-- Start --

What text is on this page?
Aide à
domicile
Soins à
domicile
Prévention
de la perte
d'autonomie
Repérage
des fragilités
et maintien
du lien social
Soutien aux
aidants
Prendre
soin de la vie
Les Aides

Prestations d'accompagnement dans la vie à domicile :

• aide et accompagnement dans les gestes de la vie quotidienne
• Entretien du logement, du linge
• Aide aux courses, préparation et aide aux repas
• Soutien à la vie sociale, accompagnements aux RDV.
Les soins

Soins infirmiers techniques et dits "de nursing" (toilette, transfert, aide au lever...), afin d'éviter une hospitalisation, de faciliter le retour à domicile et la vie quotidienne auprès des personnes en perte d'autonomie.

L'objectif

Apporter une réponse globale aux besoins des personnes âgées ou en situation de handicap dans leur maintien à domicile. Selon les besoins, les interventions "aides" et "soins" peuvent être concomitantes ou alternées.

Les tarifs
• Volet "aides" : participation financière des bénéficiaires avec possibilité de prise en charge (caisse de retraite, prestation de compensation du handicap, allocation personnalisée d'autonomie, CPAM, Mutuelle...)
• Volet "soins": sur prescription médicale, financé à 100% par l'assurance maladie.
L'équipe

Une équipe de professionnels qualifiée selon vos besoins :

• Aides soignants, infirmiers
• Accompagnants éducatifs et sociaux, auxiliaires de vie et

-- End --

- Written instruction:
List every line above that contains the word "infirmiers".

- Full answer:
Soins infirmiers techniques et dits "de nursing" (toilette, transfert, aide au lever...), afin d'éviter une hospitalisation, de faciliter le retour à domicile et la vie quotidienne auprès des personnes en perte d'autonomie.
• Aides soignants, infirmiers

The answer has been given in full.